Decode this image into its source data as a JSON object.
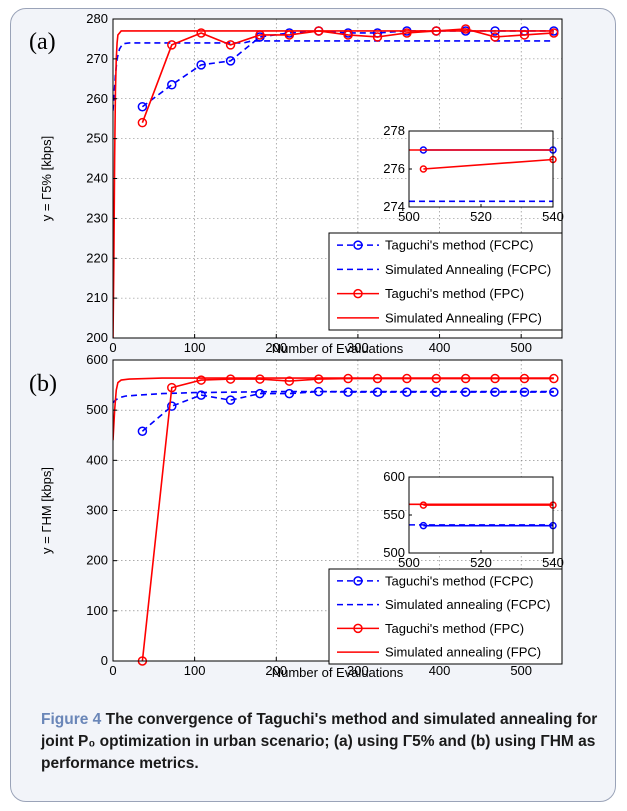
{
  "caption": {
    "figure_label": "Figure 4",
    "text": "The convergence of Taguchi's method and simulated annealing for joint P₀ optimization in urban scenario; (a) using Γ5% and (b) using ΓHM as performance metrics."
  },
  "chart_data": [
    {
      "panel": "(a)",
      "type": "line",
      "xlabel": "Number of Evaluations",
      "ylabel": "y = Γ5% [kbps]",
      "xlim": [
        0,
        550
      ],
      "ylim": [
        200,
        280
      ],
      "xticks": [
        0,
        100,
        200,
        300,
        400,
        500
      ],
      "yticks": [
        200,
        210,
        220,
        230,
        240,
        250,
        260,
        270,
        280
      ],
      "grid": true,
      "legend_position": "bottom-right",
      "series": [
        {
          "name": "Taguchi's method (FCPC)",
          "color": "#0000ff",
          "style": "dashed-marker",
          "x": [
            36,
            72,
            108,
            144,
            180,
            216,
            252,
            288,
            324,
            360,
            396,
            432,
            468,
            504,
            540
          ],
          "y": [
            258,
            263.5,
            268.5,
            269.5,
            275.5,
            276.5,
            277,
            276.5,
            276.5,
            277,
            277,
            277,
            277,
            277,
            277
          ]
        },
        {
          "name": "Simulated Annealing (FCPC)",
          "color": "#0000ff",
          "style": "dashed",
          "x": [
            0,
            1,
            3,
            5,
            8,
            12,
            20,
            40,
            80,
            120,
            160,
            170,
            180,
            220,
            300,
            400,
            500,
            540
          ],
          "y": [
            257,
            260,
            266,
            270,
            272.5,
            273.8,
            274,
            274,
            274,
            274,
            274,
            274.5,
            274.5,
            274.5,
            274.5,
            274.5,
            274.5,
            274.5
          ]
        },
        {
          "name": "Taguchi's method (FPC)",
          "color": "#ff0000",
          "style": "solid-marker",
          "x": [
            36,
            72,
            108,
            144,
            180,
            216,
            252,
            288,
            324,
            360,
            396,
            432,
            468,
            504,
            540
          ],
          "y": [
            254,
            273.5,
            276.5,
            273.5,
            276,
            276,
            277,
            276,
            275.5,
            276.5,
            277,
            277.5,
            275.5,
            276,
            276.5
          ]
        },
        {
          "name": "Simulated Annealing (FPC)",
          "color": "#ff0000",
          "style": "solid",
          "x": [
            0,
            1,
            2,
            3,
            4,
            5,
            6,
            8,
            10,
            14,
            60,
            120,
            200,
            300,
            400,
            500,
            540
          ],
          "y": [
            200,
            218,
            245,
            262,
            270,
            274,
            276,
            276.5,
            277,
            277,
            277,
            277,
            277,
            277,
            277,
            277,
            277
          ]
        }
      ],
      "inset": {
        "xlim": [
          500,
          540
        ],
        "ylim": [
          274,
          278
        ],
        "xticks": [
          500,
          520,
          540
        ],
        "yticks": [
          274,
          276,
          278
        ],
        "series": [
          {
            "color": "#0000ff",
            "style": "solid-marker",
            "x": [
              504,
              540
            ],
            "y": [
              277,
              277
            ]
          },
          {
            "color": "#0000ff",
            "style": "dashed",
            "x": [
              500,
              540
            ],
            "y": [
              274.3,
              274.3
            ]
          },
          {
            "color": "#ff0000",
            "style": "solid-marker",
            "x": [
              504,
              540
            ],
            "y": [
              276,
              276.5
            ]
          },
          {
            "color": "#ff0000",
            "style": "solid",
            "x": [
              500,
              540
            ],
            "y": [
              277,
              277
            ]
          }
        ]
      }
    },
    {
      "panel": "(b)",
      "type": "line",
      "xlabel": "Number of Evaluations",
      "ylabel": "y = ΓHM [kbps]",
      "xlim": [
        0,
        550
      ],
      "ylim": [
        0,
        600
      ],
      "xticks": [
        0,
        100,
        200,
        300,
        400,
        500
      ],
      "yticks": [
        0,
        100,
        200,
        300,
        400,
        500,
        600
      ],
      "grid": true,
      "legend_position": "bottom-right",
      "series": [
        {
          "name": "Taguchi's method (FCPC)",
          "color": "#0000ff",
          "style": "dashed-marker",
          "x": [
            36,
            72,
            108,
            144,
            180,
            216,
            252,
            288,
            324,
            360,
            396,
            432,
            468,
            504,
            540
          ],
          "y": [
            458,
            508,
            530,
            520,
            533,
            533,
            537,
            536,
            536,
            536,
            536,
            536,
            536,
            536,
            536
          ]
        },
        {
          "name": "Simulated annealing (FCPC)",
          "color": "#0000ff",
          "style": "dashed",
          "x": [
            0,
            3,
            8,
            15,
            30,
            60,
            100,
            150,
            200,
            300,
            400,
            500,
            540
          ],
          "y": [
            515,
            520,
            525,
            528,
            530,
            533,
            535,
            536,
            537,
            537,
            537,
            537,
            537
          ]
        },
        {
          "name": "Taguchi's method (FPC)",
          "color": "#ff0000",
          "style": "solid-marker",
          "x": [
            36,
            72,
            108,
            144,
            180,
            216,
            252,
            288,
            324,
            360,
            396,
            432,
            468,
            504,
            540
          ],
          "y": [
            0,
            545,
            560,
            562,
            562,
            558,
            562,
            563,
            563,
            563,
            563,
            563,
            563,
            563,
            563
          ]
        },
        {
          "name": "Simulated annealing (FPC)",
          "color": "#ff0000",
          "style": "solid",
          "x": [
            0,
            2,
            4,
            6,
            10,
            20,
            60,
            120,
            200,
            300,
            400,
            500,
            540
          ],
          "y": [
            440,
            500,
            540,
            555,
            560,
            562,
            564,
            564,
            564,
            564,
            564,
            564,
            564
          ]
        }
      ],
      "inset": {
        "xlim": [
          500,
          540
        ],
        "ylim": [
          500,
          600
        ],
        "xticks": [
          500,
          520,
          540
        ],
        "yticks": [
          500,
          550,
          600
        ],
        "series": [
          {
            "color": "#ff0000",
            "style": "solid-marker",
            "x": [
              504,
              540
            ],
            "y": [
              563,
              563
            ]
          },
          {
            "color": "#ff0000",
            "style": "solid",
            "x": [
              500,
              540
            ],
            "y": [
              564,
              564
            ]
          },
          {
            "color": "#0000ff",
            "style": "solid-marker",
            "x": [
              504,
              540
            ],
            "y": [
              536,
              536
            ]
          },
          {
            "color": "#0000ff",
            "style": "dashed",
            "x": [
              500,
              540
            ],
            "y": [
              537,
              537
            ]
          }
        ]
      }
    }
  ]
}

▬▬▬▬▬▬▬▬▬▬

Written instruction
Write out the data precisely as given, excluding the pictures.

Output
Decode this image into its source data as a JSON object.
{
  "caption": {
    "figure_label": "Figure 4",
    "text": "The convergence of Taguchi's method and simulated annealing for joint P₀ optimization in urban scenario; (a) using Γ5% and (b) using ΓHM as performance metrics."
  },
  "chart_data": [
    {
      "panel": "(a)",
      "type": "line",
      "xlabel": "Number of Evaluations",
      "ylabel": "y = Γ5% [kbps]",
      "xlim": [
        0,
        550
      ],
      "ylim": [
        200,
        280
      ],
      "xticks": [
        0,
        100,
        200,
        300,
        400,
        500
      ],
      "yticks": [
        200,
        210,
        220,
        230,
        240,
        250,
        260,
        270,
        280
      ],
      "grid": true,
      "legend_position": "bottom-right",
      "series": [
        {
          "name": "Taguchi's method (FCPC)",
          "color": "#0000ff",
          "style": "dashed-marker",
          "x": [
            36,
            72,
            108,
            144,
            180,
            216,
            252,
            288,
            324,
            360,
            396,
            432,
            468,
            504,
            540
          ],
          "y": [
            258,
            263.5,
            268.5,
            269.5,
            275.5,
            276.5,
            277,
            276.5,
            276.5,
            277,
            277,
            277,
            277,
            277,
            277
          ]
        },
        {
          "name": "Simulated Annealing (FCPC)",
          "color": "#0000ff",
          "style": "dashed",
          "x": [
            0,
            1,
            3,
            5,
            8,
            12,
            20,
            40,
            80,
            120,
            160,
            170,
            180,
            220,
            300,
            400,
            500,
            540
          ],
          "y": [
            257,
            260,
            266,
            270,
            272.5,
            273.8,
            274,
            274,
            274,
            274,
            274,
            274.5,
            274.5,
            274.5,
            274.5,
            274.5,
            274.5,
            274.5
          ]
        },
        {
          "name": "Taguchi's method (FPC)",
          "color": "#ff0000",
          "style": "solid-marker",
          "x": [
            36,
            72,
            108,
            144,
            180,
            216,
            252,
            288,
            324,
            360,
            396,
            432,
            468,
            504,
            540
          ],
          "y": [
            254,
            273.5,
            276.5,
            273.5,
            276,
            276,
            277,
            276,
            275.5,
            276.5,
            277,
            277.5,
            275.5,
            276,
            276.5
          ]
        },
        {
          "name": "Simulated Annealing (FPC)",
          "color": "#ff0000",
          "style": "solid",
          "x": [
            0,
            1,
            2,
            3,
            4,
            5,
            6,
            8,
            10,
            14,
            60,
            120,
            200,
            300,
            400,
            500,
            540
          ],
          "y": [
            200,
            218,
            245,
            262,
            270,
            274,
            276,
            276.5,
            277,
            277,
            277,
            277,
            277,
            277,
            277,
            277,
            277
          ]
        }
      ],
      "inset": {
        "xlim": [
          500,
          540
        ],
        "ylim": [
          274,
          278
        ],
        "xticks": [
          500,
          520,
          540
        ],
        "yticks": [
          274,
          276,
          278
        ],
        "series": [
          {
            "color": "#0000ff",
            "style": "solid-marker",
            "x": [
              504,
              540
            ],
            "y": [
              277,
              277
            ]
          },
          {
            "color": "#0000ff",
            "style": "dashed",
            "x": [
              500,
              540
            ],
            "y": [
              274.3,
              274.3
            ]
          },
          {
            "color": "#ff0000",
            "style": "solid-marker",
            "x": [
              504,
              540
            ],
            "y": [
              276,
              276.5
            ]
          },
          {
            "color": "#ff0000",
            "style": "solid",
            "x": [
              500,
              540
            ],
            "y": [
              277,
              277
            ]
          }
        ]
      }
    },
    {
      "panel": "(b)",
      "type": "line",
      "xlabel": "Number of Evaluations",
      "ylabel": "y = ΓHM [kbps]",
      "xlim": [
        0,
        550
      ],
      "ylim": [
        0,
        600
      ],
      "xticks": [
        0,
        100,
        200,
        300,
        400,
        500
      ],
      "yticks": [
        0,
        100,
        200,
        300,
        400,
        500,
        600
      ],
      "grid": true,
      "legend_position": "bottom-right",
      "series": [
        {
          "name": "Taguchi's method (FCPC)",
          "color": "#0000ff",
          "style": "dashed-marker",
          "x": [
            36,
            72,
            108,
            144,
            180,
            216,
            252,
            288,
            324,
            360,
            396,
            432,
            468,
            504,
            540
          ],
          "y": [
            458,
            508,
            530,
            520,
            533,
            533,
            537,
            536,
            536,
            536,
            536,
            536,
            536,
            536,
            536
          ]
        },
        {
          "name": "Simulated annealing (FCPC)",
          "color": "#0000ff",
          "style": "dashed",
          "x": [
            0,
            3,
            8,
            15,
            30,
            60,
            100,
            150,
            200,
            300,
            400,
            500,
            540
          ],
          "y": [
            515,
            520,
            525,
            528,
            530,
            533,
            535,
            536,
            537,
            537,
            537,
            537,
            537
          ]
        },
        {
          "name": "Taguchi's method (FPC)",
          "color": "#ff0000",
          "style": "solid-marker",
          "x": [
            36,
            72,
            108,
            144,
            180,
            216,
            252,
            288,
            324,
            360,
            396,
            432,
            468,
            504,
            540
          ],
          "y": [
            0,
            545,
            560,
            562,
            562,
            558,
            562,
            563,
            563,
            563,
            563,
            563,
            563,
            563,
            563
          ]
        },
        {
          "name": "Simulated annealing (FPC)",
          "color": "#ff0000",
          "style": "solid",
          "x": [
            0,
            2,
            4,
            6,
            10,
            20,
            60,
            120,
            200,
            300,
            400,
            500,
            540
          ],
          "y": [
            440,
            500,
            540,
            555,
            560,
            562,
            564,
            564,
            564,
            564,
            564,
            564,
            564
          ]
        }
      ],
      "inset": {
        "xlim": [
          500,
          540
        ],
        "ylim": [
          500,
          600
        ],
        "xticks": [
          500,
          520,
          540
        ],
        "yticks": [
          500,
          550,
          600
        ],
        "series": [
          {
            "color": "#ff0000",
            "style": "solid-marker",
            "x": [
              504,
              540
            ],
            "y": [
              563,
              563
            ]
          },
          {
            "color": "#ff0000",
            "style": "solid",
            "x": [
              500,
              540
            ],
            "y": [
              564,
              564
            ]
          },
          {
            "color": "#0000ff",
            "style": "solid-marker",
            "x": [
              504,
              540
            ],
            "y": [
              536,
              536
            ]
          },
          {
            "color": "#0000ff",
            "style": "dashed",
            "x": [
              500,
              540
            ],
            "y": [
              537,
              537
            ]
          }
        ]
      }
    }
  ]
}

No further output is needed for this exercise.